> [The task] Find every line in the material below that contains the string "item", matching case, and copy each of those lines in full.

> [Provided records]
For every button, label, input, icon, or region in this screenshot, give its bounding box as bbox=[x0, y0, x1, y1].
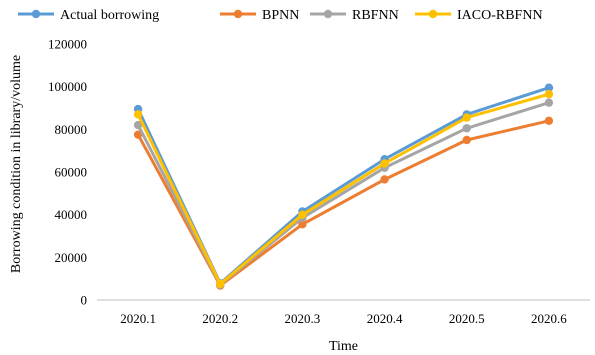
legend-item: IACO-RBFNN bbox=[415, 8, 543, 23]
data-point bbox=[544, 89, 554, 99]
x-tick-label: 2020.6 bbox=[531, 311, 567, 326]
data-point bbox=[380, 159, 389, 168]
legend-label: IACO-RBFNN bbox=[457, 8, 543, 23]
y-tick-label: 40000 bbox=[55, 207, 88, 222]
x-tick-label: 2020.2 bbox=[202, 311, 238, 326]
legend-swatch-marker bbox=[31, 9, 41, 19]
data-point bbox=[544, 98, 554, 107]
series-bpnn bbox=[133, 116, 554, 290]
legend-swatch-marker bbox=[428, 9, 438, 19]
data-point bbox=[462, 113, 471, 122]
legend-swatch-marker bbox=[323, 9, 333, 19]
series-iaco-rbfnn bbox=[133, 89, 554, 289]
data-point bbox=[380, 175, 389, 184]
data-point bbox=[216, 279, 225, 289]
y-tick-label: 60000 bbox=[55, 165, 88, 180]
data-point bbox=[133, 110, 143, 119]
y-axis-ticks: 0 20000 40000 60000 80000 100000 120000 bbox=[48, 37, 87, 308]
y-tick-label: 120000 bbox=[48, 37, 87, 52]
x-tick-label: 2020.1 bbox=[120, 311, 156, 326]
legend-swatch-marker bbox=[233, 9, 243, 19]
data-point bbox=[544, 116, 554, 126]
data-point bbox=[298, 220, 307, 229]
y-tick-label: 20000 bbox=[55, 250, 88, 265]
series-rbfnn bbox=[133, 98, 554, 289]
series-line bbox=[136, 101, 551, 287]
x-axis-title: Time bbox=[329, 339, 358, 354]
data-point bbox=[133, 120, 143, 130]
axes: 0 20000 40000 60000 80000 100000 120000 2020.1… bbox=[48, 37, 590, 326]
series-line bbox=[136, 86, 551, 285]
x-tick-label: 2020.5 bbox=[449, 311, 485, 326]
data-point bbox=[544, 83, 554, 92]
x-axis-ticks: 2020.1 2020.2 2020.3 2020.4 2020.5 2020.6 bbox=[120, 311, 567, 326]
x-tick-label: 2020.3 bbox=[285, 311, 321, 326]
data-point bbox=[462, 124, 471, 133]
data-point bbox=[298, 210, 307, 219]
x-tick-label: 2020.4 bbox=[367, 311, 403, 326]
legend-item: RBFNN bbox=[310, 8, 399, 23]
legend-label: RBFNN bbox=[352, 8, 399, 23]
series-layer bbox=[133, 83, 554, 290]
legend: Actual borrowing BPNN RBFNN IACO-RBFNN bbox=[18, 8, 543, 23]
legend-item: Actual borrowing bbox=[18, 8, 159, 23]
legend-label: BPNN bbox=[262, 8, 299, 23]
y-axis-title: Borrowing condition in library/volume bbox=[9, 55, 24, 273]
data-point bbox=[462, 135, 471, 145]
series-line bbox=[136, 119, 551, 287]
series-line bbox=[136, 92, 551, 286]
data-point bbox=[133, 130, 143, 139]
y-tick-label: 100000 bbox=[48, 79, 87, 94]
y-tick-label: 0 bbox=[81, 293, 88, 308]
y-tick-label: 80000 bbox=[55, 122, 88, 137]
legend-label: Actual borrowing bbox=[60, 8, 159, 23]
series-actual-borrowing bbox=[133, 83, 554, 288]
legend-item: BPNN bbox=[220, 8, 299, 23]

...

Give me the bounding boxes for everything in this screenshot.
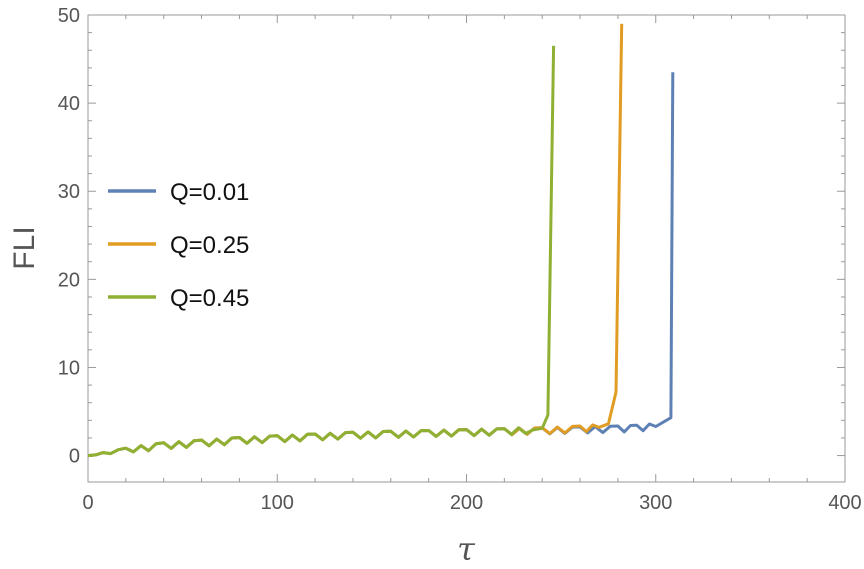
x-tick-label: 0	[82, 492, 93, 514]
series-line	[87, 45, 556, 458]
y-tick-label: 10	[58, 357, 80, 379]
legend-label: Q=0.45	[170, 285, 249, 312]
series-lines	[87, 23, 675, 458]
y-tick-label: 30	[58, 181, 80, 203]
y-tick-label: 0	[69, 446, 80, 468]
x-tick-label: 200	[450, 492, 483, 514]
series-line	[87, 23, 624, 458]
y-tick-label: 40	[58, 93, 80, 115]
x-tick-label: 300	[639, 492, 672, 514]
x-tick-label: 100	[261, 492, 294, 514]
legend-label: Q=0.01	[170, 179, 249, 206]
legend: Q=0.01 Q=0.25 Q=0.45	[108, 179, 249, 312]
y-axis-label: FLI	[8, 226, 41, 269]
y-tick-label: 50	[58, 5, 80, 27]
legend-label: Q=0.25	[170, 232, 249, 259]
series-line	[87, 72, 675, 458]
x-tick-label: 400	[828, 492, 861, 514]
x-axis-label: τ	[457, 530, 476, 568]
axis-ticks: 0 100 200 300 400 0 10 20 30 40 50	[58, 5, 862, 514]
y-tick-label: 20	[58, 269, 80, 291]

---

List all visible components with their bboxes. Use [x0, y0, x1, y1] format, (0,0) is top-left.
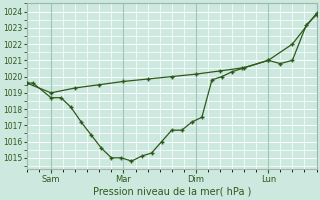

> [Result]
legend-item: IACO-RBFNN bbox=[415, 8, 543, 23]
legend-item: RBFNN bbox=[310, 8, 399, 23]
legend-item: Actual borrowing bbox=[18, 8, 159, 23]
legend-item: BPNN bbox=[220, 8, 299, 23]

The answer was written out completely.